• **THE PROBLEM**
For the data below, work out how many lines include the string "Arbeitsspeicher" and report only the number.

(Dataset items)
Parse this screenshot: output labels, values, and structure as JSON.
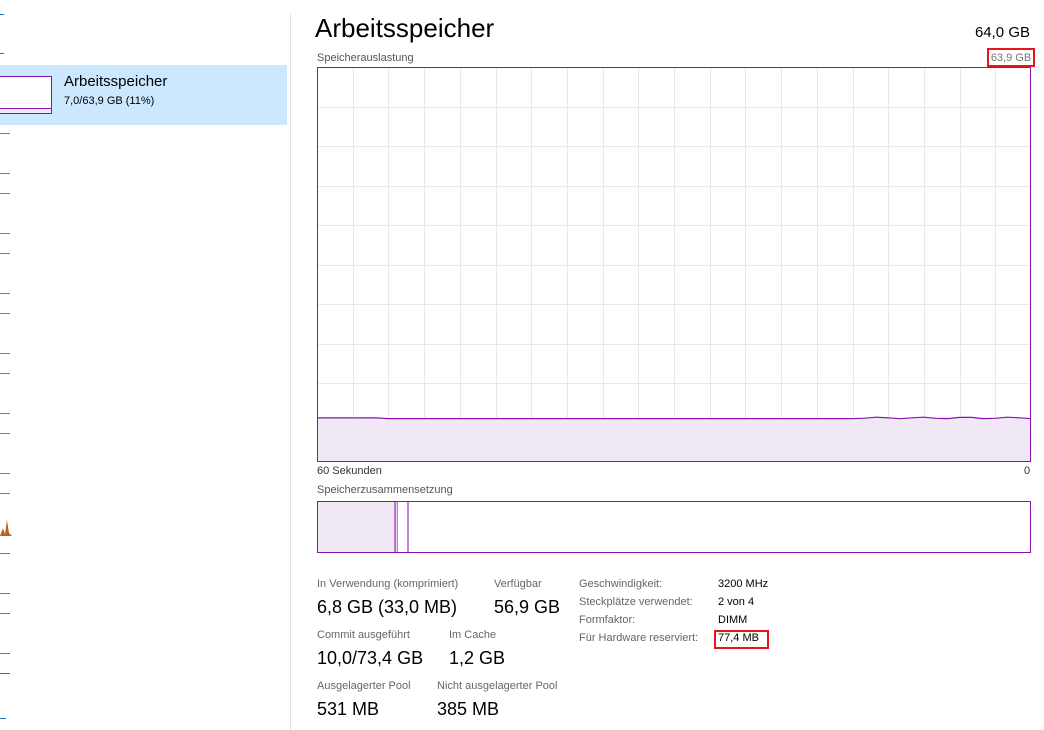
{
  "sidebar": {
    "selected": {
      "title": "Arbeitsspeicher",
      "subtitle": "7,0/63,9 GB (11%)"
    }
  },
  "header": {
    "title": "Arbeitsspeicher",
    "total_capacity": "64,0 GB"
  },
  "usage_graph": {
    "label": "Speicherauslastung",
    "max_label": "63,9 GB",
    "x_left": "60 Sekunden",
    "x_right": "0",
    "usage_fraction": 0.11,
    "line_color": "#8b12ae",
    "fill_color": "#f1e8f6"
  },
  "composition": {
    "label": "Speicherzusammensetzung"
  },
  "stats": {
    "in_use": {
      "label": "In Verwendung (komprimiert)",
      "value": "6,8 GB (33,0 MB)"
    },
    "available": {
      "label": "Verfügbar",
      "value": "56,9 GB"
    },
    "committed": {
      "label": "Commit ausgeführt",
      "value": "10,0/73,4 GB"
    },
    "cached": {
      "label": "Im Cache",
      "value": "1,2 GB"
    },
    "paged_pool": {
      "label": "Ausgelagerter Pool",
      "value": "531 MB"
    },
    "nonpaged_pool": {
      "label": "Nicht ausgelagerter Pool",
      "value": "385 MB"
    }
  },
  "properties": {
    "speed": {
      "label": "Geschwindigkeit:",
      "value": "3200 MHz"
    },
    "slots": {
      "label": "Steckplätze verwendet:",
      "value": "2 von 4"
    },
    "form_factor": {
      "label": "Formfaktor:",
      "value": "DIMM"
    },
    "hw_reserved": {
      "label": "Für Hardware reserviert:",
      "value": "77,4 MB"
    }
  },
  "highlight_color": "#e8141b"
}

• **IN RESPONSE**
2